━━━ Data for processing

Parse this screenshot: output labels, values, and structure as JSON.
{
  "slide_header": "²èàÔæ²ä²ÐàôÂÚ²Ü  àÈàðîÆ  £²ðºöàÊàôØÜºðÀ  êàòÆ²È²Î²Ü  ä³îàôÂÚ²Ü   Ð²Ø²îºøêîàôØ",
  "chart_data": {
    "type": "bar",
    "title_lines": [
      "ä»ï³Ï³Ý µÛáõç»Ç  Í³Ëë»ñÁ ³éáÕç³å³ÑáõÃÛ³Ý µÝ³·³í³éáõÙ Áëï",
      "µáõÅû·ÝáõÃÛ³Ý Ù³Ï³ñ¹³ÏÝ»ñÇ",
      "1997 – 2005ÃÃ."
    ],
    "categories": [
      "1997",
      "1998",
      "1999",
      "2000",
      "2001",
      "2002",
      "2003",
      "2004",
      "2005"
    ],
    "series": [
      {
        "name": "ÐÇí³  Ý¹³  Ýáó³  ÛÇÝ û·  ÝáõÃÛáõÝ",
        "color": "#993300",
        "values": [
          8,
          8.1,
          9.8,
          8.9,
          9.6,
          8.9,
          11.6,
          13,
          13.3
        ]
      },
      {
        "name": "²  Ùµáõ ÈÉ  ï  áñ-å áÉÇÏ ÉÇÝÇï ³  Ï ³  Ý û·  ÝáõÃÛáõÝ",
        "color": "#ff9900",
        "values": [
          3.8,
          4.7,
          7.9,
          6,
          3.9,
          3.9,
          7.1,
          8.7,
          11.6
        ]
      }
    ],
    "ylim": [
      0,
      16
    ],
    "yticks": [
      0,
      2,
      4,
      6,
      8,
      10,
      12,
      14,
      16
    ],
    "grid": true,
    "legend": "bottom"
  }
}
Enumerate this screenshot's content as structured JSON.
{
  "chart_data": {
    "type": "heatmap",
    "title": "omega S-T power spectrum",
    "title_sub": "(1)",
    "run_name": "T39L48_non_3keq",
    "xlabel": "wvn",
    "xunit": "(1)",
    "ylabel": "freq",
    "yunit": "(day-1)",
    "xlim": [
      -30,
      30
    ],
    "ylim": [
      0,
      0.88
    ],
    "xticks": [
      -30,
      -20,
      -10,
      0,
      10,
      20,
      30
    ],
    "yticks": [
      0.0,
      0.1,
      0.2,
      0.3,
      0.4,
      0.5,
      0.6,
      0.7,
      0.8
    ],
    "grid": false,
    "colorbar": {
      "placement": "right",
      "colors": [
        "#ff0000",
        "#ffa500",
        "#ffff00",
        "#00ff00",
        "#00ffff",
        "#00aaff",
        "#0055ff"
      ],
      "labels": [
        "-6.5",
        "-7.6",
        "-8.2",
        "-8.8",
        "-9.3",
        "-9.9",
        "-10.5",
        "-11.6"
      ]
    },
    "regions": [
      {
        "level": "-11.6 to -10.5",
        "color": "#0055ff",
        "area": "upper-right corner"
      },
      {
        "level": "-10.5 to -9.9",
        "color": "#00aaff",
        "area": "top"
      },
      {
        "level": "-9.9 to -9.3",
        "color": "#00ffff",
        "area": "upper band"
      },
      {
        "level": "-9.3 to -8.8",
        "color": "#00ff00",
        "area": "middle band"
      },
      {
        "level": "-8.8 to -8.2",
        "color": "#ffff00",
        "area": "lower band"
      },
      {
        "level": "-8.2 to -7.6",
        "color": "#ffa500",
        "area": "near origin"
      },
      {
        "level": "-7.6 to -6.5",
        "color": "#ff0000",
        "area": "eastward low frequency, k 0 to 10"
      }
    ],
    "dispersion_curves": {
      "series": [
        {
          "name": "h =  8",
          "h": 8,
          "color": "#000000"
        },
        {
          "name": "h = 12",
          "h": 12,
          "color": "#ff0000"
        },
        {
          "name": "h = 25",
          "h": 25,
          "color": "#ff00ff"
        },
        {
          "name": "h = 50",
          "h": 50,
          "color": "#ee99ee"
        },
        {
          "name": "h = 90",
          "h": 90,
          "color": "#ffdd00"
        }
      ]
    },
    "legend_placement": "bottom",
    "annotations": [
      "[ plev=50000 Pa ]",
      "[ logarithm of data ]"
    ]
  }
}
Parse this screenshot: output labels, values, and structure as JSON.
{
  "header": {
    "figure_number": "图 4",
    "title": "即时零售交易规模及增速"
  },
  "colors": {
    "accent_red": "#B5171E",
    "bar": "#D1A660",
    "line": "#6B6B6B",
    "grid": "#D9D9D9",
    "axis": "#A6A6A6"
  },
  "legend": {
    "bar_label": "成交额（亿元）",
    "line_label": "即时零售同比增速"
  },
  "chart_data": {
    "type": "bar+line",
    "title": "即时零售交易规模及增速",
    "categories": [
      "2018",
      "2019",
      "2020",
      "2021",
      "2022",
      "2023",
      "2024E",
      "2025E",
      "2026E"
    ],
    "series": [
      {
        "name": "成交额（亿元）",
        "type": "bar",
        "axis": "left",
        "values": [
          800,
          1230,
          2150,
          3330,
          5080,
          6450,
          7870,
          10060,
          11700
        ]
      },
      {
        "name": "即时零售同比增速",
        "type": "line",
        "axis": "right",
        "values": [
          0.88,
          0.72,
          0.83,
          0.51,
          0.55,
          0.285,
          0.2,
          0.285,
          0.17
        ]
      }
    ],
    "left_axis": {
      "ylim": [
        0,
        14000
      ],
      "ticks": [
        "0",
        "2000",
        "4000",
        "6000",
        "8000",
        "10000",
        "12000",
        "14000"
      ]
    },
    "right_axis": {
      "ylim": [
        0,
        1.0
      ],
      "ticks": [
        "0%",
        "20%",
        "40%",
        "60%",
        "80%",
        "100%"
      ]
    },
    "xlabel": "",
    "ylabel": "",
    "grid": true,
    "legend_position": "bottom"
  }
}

━━━━━━

*What you are asked to do*. From the entries, copy out each line containing the word "即时零售交易规模及增速".

*Result*.
    "title": "即时零售交易规模及增速"
    "title": "即时零售交易规模及增速",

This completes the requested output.